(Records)
————————

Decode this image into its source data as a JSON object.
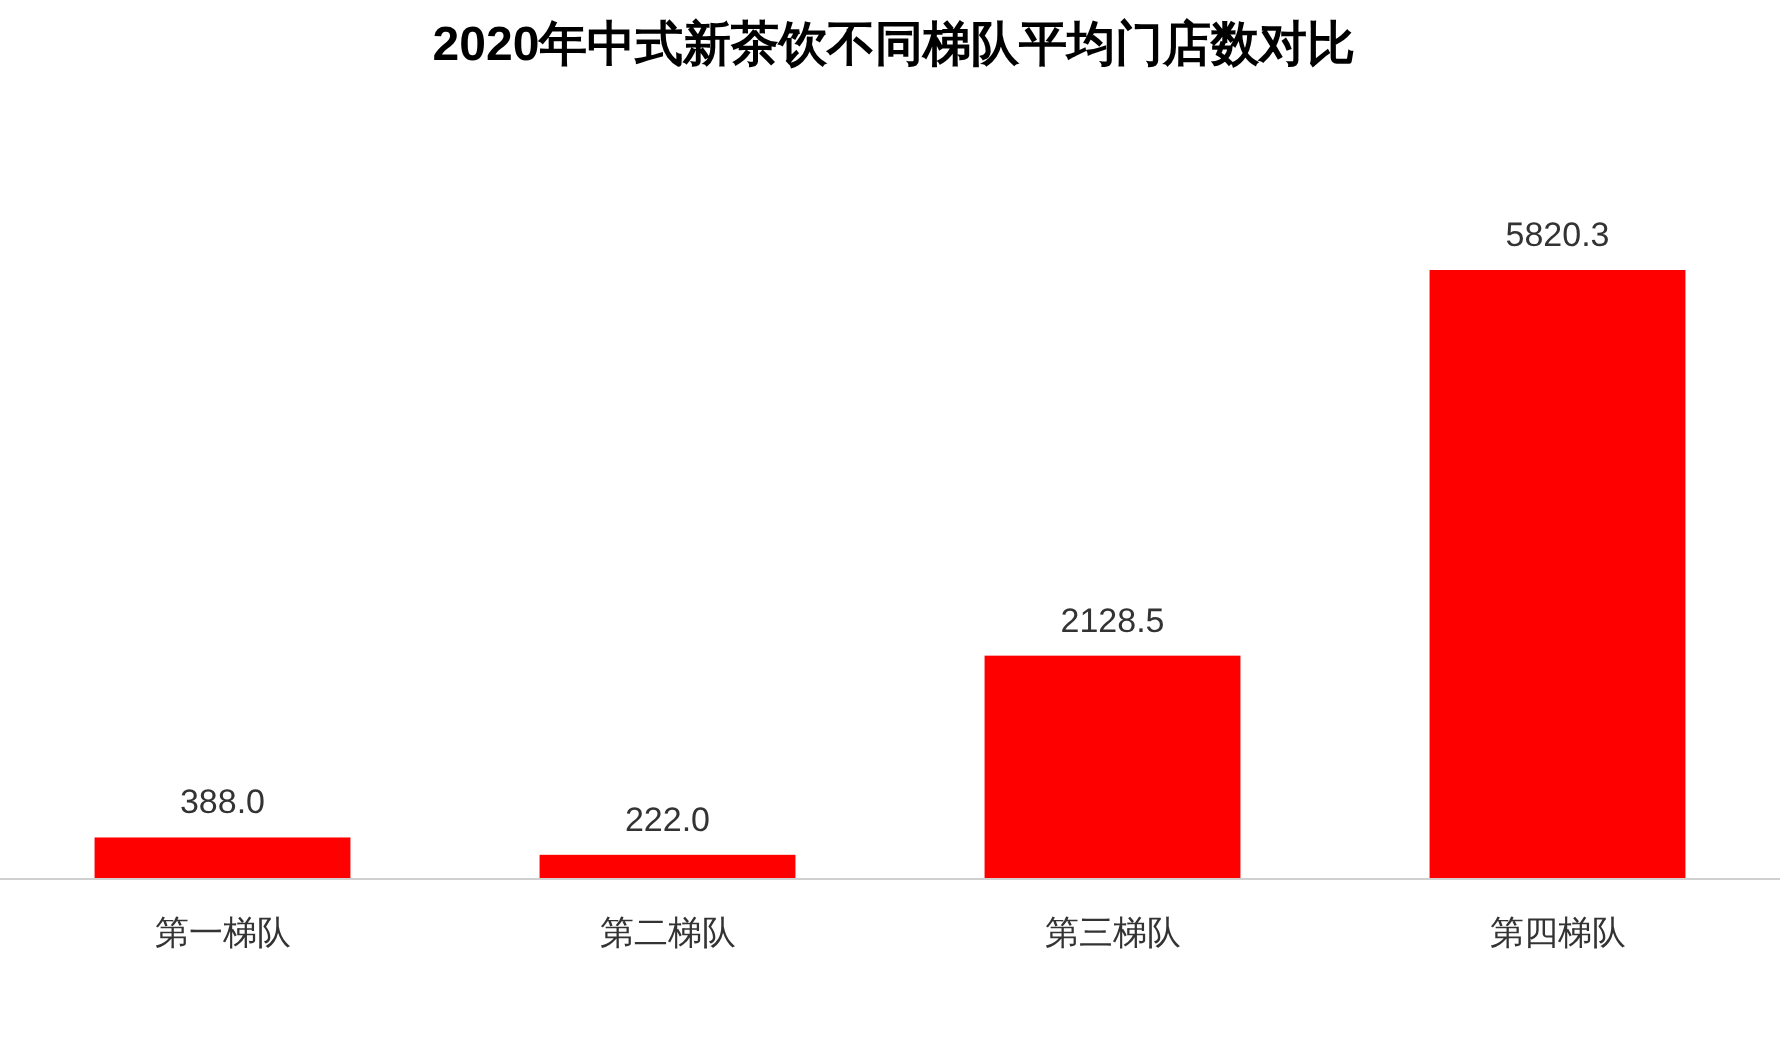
{
  "chart_data": {
    "type": "bar",
    "title": "2020年中式新茶饮不同梯队平均门店数对比",
    "categories": [
      "第一梯队",
      "第二梯队",
      "第三梯队",
      "第四梯队"
    ],
    "values": [
      388.0,
      222.0,
      2128.5,
      5820.3
    ],
    "value_labels": [
      "388.0",
      "222.0",
      "2128.5",
      "5820.3"
    ],
    "color": "#ff0000"
  }
}
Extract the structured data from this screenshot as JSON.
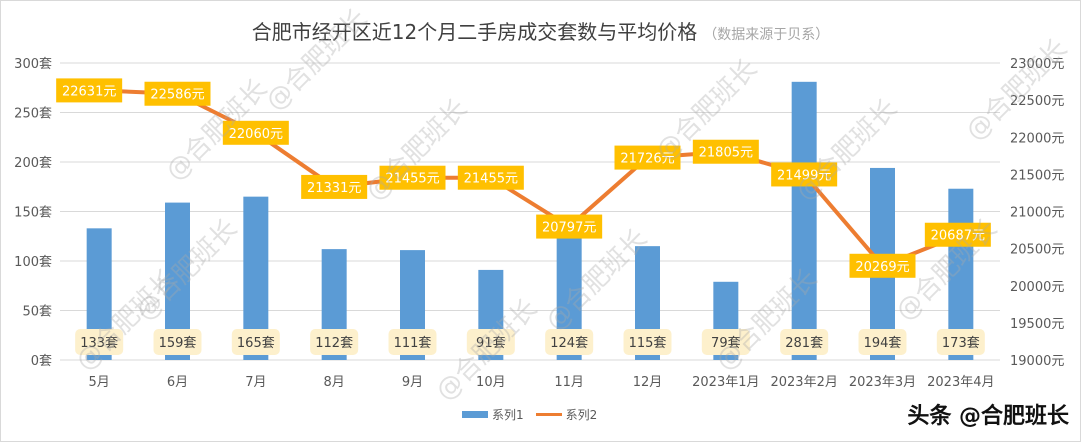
{
  "title": {
    "main": "合肥市经开区近12个月二手房成交套数与平均价格",
    "sub": "（数据来源于贝系）"
  },
  "legend": {
    "series1": "系列1",
    "series2": "系列2"
  },
  "brand": "头条 @合肥班长",
  "watermark": "@合肥班长",
  "colors": {
    "bar": "#5b9bd5",
    "line": "#ed7d31",
    "price_label_bg": "#ffc000",
    "count_label_bg": "#fdf0cc",
    "grid": "#d9d9d9"
  },
  "chart_data": {
    "type": "bar+line",
    "title": "合肥市经开区近12个月二手房成交套数与平均价格（数据来源于贝系）",
    "categories": [
      "5月",
      "6月",
      "7月",
      "8月",
      "9月",
      "10月",
      "11月",
      "12月",
      "2023年1月",
      "2023年2月",
      "2023年3月",
      "2023年4月"
    ],
    "series": [
      {
        "name": "系列1",
        "type": "bar",
        "axis": "left",
        "unit": "套",
        "values": [
          133,
          159,
          165,
          112,
          111,
          91,
          124,
          115,
          79,
          281,
          194,
          173
        ]
      },
      {
        "name": "系列2",
        "type": "line",
        "axis": "right",
        "unit": "元",
        "values": [
          22631,
          22586,
          22060,
          21331,
          21455,
          21455,
          20797,
          21726,
          21805,
          21499,
          20269,
          20687
        ]
      }
    ],
    "left_axis": {
      "min": 0,
      "max": 300,
      "step": 50,
      "ticks": [
        "0套",
        "50套",
        "100套",
        "150套",
        "200套",
        "250套",
        "300套"
      ]
    },
    "right_axis": {
      "min": 19000,
      "max": 23000,
      "step": 500,
      "ticks": [
        "19000元",
        "19500元",
        "20000元",
        "20500元",
        "21000元",
        "21500元",
        "22000元",
        "22500元",
        "23000元"
      ]
    },
    "grid": true,
    "legend_position": "bottom"
  }
}
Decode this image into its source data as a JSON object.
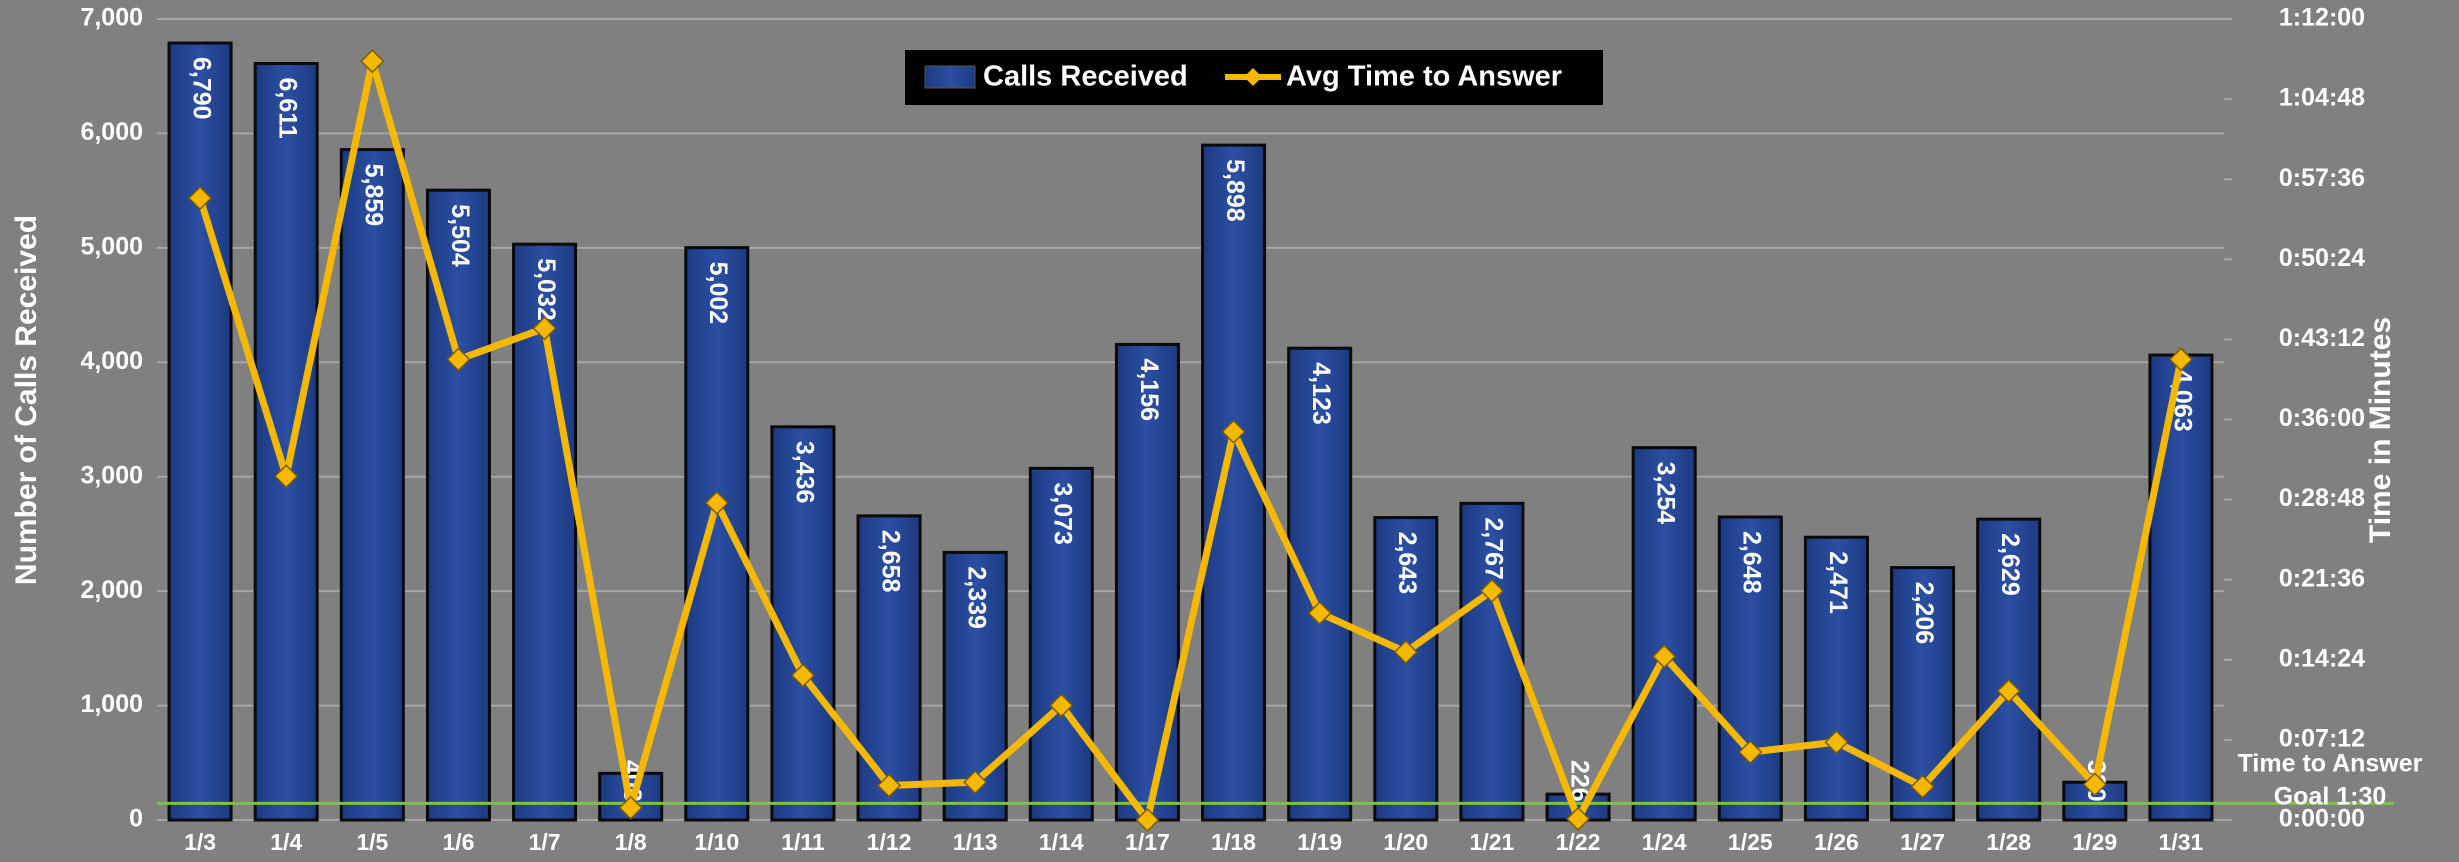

————————

Copy the material above in full and exactly, skipping pictures.

OUTPUT FOR THIS EXERCISE
Decode this image into its source data as a JSON object.
{
  "chart_data": {
    "type": "bar",
    "title": "2020年中式新茶饮不同梯队平均门店数对比",
    "categories": [
      "第一梯队",
      "第二梯队",
      "第三梯队",
      "第四梯队"
    ],
    "values": [
      388.0,
      222.0,
      2128.5,
      5820.3
    ],
    "value_labels": [
      "388.0",
      "222.0",
      "2128.5",
      "5820.3"
    ],
    "color": "#ff0000"
  }
}
Extract the structured data from this screenshot as JSON.
{
  "title": {
    "main": "合肥市经开区近12个月二手房成交套数与平均价格",
    "sub": "（数据来源于贝系）"
  },
  "legend": {
    "series1": "系列1",
    "series2": "系列2"
  },
  "brand": "头条 @合肥班长",
  "watermark": "@合肥班长",
  "colors": {
    "bar": "#5b9bd5",
    "line": "#ed7d31",
    "price_label_bg": "#ffc000",
    "count_label_bg": "#fdf0cc",
    "grid": "#d9d9d9"
  },
  "chart_data": {
    "type": "bar+line",
    "title": "合肥市经开区近12个月二手房成交套数与平均价格（数据来源于贝系）",
    "categories": [
      "5月",
      "6月",
      "7月",
      "8月",
      "9月",
      "10月",
      "11月",
      "12月",
      "2023年1月",
      "2023年2月",
      "2023年3月",
      "2023年4月"
    ],
    "series": [
      {
        "name": "系列1",
        "type": "bar",
        "axis": "left",
        "unit": "套",
        "values": [
          133,
          159,
          165,
          112,
          111,
          91,
          124,
          115,
          79,
          281,
          194,
          173
        ]
      },
      {
        "name": "系列2",
        "type": "line",
        "axis": "right",
        "unit": "元",
        "values": [
          22631,
          22586,
          22060,
          21331,
          21455,
          21455,
          20797,
          21726,
          21805,
          21499,
          20269,
          20687
        ]
      }
    ],
    "left_axis": {
      "min": 0,
      "max": 300,
      "step": 50,
      "ticks": [
        "0套",
        "50套",
        "100套",
        "150套",
        "200套",
        "250套",
        "300套"
      ]
    },
    "right_axis": {
      "min": 19000,
      "max": 23000,
      "step": 500,
      "ticks": [
        "19000元",
        "19500元",
        "20000元",
        "20500元",
        "21000元",
        "21500元",
        "22000元",
        "22500元",
        "23000元"
      ]
    },
    "grid": true,
    "legend_position": "bottom"
  }
}
Decode this image into its source data as a JSON object.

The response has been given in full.